What this task involves — Copy every line of the data that includes the string "SHUTDOWN".

####################

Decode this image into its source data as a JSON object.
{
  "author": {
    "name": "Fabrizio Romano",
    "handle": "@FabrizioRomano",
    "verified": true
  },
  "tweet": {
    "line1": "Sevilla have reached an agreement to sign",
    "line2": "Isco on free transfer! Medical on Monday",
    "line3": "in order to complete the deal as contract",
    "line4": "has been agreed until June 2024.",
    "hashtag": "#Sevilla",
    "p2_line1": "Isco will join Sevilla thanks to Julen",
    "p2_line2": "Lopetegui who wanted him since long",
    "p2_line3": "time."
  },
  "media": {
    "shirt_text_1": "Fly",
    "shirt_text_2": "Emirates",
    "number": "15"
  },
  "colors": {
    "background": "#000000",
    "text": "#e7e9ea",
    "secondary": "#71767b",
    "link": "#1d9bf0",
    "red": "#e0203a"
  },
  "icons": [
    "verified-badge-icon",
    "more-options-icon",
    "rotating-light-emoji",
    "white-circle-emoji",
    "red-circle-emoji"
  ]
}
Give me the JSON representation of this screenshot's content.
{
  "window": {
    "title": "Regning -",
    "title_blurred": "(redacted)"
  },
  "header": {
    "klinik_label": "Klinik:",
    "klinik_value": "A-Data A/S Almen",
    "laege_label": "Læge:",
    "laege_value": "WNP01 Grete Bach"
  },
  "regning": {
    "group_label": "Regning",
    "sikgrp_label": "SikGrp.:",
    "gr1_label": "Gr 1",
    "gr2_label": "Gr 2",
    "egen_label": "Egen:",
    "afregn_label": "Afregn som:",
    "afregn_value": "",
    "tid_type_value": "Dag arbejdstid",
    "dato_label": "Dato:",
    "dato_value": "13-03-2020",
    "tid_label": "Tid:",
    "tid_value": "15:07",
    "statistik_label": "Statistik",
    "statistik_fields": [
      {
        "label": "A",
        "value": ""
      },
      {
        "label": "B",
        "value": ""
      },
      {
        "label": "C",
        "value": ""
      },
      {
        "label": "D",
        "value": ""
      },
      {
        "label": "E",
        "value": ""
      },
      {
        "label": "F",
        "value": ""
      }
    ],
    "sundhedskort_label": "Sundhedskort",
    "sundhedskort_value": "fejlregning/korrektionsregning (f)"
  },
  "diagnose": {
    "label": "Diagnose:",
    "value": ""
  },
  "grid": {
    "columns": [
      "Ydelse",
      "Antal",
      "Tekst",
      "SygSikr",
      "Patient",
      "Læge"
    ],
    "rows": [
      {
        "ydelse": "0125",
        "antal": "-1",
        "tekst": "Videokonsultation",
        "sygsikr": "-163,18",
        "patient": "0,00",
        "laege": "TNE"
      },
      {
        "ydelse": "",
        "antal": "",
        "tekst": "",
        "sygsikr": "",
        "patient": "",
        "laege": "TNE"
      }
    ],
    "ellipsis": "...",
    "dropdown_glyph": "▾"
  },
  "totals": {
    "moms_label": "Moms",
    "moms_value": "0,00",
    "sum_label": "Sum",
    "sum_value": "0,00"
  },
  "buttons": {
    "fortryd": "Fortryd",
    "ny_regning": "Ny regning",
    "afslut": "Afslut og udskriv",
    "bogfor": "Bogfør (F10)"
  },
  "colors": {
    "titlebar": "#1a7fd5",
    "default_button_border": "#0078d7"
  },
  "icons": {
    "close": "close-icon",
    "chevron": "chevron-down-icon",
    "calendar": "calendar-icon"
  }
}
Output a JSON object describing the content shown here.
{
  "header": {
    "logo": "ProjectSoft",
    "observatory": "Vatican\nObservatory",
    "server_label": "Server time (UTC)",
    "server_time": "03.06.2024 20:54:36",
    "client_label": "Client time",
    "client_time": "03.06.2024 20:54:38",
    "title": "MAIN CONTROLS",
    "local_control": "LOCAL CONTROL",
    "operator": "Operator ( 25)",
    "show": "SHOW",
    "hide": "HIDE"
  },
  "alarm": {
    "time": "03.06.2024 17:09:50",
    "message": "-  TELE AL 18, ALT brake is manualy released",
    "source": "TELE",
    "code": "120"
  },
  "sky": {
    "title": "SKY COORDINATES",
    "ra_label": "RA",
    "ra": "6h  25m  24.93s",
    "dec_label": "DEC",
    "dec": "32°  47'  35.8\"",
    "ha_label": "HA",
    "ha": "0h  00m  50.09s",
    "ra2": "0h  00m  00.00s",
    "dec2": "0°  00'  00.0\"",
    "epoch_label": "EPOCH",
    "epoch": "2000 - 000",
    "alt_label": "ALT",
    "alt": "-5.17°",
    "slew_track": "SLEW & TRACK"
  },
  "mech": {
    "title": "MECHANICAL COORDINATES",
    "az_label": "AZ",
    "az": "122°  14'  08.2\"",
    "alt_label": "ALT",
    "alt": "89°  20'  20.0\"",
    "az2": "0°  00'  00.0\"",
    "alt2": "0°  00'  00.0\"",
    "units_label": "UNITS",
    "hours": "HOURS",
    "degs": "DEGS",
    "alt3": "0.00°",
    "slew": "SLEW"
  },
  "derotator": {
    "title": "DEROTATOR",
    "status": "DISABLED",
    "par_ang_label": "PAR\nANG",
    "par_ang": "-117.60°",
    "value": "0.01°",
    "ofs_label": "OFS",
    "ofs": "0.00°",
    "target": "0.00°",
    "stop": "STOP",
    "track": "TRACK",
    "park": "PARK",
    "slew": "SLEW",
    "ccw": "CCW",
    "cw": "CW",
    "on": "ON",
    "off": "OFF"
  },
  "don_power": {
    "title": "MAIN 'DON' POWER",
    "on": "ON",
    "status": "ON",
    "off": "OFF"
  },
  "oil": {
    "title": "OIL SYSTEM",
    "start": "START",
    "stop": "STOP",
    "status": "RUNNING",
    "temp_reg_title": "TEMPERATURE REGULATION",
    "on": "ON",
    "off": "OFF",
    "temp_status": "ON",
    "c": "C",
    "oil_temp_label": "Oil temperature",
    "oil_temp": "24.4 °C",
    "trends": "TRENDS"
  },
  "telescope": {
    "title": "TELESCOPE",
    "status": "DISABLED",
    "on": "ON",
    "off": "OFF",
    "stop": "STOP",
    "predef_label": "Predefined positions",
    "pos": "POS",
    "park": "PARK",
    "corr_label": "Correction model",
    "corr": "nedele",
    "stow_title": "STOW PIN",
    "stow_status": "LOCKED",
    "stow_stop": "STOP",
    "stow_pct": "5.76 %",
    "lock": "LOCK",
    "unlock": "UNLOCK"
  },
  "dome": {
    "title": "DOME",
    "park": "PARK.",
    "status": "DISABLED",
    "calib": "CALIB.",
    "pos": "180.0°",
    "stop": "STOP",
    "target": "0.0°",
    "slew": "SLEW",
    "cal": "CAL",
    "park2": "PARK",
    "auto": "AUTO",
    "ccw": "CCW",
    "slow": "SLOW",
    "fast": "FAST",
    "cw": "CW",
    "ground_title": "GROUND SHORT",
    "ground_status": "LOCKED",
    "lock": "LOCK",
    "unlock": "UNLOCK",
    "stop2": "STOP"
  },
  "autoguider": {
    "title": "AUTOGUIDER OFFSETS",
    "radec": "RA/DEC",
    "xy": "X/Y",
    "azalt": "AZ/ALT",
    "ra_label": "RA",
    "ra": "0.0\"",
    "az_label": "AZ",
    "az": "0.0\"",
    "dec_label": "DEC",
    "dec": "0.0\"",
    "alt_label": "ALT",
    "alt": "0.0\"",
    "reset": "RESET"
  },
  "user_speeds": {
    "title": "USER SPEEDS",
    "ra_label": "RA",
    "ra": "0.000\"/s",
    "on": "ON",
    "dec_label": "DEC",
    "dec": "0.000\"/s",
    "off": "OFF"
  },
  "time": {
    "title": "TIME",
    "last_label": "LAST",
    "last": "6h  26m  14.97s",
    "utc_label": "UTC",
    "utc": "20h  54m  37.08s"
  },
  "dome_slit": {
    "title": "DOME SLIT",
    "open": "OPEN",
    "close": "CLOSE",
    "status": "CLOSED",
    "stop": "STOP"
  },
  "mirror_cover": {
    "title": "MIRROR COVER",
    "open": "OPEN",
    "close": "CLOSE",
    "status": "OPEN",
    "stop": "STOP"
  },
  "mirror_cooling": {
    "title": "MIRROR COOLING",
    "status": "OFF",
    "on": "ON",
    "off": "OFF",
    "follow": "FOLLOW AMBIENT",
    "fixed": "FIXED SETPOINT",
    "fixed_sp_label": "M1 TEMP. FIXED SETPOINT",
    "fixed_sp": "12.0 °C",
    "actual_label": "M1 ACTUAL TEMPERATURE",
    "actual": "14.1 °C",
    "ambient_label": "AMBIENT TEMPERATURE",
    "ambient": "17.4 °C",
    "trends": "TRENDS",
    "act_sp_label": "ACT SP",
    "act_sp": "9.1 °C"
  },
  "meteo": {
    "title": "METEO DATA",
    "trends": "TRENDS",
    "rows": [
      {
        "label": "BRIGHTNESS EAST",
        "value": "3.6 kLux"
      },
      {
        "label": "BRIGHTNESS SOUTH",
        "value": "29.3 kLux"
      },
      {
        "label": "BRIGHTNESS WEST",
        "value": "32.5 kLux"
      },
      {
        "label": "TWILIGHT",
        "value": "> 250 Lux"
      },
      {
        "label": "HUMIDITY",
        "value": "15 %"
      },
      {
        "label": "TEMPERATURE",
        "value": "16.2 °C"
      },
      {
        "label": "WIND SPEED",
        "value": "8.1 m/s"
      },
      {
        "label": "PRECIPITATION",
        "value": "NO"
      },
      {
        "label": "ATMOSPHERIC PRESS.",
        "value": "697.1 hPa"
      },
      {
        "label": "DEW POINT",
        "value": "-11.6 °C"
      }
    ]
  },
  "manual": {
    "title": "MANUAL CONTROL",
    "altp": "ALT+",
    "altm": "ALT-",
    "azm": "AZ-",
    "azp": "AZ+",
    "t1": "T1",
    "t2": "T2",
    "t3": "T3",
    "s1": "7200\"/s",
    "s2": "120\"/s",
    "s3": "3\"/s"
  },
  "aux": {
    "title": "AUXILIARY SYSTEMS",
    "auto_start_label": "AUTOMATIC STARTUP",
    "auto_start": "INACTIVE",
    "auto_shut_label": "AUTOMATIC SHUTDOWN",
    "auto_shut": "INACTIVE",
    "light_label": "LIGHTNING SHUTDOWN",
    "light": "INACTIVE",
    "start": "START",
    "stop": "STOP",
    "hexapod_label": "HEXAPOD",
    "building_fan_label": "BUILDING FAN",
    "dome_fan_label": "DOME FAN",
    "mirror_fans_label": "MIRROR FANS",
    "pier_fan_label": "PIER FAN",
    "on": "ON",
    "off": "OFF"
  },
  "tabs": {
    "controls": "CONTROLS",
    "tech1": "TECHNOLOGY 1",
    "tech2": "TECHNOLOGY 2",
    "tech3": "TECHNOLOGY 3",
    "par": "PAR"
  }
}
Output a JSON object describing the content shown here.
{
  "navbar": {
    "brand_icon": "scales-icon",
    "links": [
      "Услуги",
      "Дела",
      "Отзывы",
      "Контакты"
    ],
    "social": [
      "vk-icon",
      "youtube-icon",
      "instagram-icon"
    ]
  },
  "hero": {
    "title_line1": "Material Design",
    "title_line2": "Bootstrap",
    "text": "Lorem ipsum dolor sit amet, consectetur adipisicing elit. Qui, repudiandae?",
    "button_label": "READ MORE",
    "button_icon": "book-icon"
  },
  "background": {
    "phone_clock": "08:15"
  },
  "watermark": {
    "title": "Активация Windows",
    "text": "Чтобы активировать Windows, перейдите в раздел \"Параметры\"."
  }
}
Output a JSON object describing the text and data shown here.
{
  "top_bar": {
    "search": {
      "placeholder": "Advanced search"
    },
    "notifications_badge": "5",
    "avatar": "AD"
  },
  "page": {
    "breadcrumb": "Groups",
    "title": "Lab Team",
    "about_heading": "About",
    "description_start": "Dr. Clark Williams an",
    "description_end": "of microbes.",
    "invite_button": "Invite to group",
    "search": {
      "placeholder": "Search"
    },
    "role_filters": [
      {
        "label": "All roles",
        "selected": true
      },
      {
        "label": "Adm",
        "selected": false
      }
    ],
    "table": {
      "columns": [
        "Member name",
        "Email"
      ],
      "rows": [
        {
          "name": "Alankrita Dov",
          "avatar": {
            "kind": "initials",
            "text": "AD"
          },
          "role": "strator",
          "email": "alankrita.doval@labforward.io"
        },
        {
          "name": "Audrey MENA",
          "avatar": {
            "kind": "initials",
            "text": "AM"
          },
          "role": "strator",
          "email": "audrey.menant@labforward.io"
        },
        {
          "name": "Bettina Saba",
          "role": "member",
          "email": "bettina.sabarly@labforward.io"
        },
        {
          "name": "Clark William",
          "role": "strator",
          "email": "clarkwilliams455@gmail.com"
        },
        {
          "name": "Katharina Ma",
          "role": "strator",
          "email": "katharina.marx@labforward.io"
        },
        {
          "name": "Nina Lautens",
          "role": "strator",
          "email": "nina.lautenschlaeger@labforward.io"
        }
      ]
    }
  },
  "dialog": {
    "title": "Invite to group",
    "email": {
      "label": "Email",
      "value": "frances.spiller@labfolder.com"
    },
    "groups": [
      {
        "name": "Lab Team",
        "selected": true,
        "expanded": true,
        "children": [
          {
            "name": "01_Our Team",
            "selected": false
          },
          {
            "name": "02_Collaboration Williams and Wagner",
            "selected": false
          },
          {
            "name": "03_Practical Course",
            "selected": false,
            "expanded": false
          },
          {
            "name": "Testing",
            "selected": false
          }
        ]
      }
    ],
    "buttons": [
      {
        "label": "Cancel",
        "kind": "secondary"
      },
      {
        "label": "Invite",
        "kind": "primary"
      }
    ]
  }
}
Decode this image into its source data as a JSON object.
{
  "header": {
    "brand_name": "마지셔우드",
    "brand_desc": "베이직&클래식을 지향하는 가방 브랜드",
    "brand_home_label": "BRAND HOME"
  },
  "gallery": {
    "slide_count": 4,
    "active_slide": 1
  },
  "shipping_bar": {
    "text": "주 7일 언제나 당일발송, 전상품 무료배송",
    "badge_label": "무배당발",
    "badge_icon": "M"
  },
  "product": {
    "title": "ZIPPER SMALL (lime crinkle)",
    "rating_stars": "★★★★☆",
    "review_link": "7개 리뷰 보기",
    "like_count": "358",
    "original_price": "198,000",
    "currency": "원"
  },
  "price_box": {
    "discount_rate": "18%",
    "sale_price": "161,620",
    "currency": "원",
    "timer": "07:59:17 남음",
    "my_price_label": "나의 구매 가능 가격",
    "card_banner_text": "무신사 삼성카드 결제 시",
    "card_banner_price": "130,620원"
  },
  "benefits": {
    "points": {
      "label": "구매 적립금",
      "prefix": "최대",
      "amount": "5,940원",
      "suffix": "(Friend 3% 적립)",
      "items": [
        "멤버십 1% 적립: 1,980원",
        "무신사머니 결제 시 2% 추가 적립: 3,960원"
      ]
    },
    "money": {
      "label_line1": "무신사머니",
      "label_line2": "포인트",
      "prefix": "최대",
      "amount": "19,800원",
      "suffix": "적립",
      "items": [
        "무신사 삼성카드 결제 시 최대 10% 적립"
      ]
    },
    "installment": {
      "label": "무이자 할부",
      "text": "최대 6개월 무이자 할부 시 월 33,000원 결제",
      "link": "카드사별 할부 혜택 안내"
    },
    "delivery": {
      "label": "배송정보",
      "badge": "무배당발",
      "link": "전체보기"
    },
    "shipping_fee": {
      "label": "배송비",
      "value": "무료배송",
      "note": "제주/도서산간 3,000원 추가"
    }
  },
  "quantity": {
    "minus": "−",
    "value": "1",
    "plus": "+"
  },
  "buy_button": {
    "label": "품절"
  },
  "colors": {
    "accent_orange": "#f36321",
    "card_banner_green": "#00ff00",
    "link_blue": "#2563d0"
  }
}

####################

Result —
    "auto_shut_label": "AUTOMATIC SHUTDOWN",
    "light_label": "LIGHTNING SHUTDOWN",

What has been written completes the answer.